Consigne:
Dans le fil de discussion sur les prud'hommes, qu'est-ce qui a pris en charge l'avocat et l'huissier de la fille de caninou ?

Texte à lire:
____________________

# prud homme



## seveloulounenette (19 Juillet 2022)

bonjour

j aurais voulu savoir au bout de combien de temps en moyenne pour celle qui ont étaient au prud homme vous avez récupéré votre argent et vos papiers ( attestation pole emploi, certificat de travail et solde de tout compte)

car moi sa fait déjà 2 ans  et je suis toujours a attendre mon du, ainsi que mes papiers.

merci a celles qui me répondront


----------



## Sandrine2572 (19 Juillet 2022)

Bonjour

Je veux pas vous miner le moral mais certaines personnes on jamais récupérer leurs argents . Par exemple PE non solvable ou autre


----------



## caninou (19 Juillet 2022)

Bonjour,
ma fille est allée aux prud'hommes fin 2019 ( nounou à domicile) le PE a été condamné fin 2021. Elle a quand même était obligée de faire appel à un huissier car le PE ne payait pas et ne lui donnait pas ses documents de fin de contrat, tout a été pris en charge par sa protection juridique (avocat et huissier). Elle a récupéré son argent et ses documents cette année.

____________________

Données du corpus:
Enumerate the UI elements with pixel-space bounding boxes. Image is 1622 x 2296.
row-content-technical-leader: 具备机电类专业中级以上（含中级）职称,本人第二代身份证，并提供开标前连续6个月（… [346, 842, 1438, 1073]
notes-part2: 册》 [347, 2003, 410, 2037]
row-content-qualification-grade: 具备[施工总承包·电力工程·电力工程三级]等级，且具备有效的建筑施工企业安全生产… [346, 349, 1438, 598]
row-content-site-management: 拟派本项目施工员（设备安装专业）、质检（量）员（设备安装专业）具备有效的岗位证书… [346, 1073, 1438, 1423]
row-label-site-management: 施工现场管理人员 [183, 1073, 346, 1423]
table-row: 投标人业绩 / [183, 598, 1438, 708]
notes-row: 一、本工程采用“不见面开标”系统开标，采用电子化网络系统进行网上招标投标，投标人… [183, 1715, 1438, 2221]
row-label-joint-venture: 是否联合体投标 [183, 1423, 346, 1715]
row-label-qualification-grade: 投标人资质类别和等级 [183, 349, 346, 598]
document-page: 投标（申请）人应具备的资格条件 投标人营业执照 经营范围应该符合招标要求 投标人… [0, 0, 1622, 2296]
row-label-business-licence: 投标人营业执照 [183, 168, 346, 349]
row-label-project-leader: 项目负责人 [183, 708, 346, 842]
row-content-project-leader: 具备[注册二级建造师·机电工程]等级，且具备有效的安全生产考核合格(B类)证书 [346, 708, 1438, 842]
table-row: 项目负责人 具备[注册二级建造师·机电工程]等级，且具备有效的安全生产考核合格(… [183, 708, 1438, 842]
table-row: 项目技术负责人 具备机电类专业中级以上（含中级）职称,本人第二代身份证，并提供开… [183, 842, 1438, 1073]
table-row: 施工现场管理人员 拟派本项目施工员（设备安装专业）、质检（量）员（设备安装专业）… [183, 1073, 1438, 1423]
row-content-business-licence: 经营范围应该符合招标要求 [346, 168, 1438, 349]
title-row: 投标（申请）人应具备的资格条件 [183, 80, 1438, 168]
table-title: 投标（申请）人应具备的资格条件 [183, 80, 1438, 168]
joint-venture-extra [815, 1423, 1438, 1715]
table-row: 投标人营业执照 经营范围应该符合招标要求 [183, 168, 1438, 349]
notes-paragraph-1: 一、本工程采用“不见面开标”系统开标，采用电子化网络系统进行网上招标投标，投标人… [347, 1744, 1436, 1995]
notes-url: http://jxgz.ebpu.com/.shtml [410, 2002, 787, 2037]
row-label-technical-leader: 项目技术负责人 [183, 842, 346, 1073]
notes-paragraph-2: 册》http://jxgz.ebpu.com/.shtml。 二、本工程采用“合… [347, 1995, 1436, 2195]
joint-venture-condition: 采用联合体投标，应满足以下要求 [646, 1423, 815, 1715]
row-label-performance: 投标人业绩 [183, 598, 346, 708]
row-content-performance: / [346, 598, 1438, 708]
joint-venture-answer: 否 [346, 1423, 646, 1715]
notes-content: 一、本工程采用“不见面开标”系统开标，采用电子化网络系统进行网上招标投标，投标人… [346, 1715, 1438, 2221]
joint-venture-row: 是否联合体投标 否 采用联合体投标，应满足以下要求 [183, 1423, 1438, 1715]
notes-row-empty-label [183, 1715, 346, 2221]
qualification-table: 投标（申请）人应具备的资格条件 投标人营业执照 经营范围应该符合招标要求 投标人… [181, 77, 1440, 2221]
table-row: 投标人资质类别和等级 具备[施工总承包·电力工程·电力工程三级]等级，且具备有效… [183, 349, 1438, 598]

____________________

Réponse attendue:
Sa protection juridique.